Task requirements: Retype the complete listing exactly as it appears.

Records:
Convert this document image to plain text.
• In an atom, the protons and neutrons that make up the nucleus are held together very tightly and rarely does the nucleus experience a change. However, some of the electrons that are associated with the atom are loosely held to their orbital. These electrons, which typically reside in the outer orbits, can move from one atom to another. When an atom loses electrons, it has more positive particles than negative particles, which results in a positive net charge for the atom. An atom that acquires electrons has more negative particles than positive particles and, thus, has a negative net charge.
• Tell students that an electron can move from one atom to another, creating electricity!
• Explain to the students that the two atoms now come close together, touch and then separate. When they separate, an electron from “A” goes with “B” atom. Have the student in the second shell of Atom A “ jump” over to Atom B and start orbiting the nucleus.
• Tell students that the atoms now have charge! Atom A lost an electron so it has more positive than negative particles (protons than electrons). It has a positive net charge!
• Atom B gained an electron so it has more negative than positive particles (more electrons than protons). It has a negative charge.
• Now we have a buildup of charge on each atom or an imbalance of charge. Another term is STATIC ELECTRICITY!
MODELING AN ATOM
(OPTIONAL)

Reply to the exercise:
Convert this document image to plain text.
• In an atom, the protons and neutrons that make up the nucleus are held together very tightly and rarely does the nucleus experience a change. However, some of the electrons that are associated with the atom are loosely held to their orbital. These electrons, which typically reside in the outer orbits, can move from one atom to another. When an atom loses electrons, it has more positive particles than negative particles, which results in a positive net charge for the atom. An atom that acquires electrons has more negative particles than positive particles and, thus, has a negative net charge.
• Tell students that an electron can move from one atom to another, creating electricity!
• Explain to the students that the two atoms now come close together, touch and then separate. When they separate, an electron from “A” goes with “B” atom. Have the student in the second shell of Atom A “ jump” over to Atom B and start orbiting the nucleus.
• Tell students that the atoms now have charge! Atom A lost an electron so it has more positive than negative particles (protons than electrons). It has a positive net charge!
• Atom B gained an electron so it has more negative than positive particles (more electrons than protons). It has a negative charge.
• Now we have a buildup of charge on each atom or an imbalance of charge. Another term is STATIC ELECTRICITY!
MODELING AN ATOM
(OPTIONAL)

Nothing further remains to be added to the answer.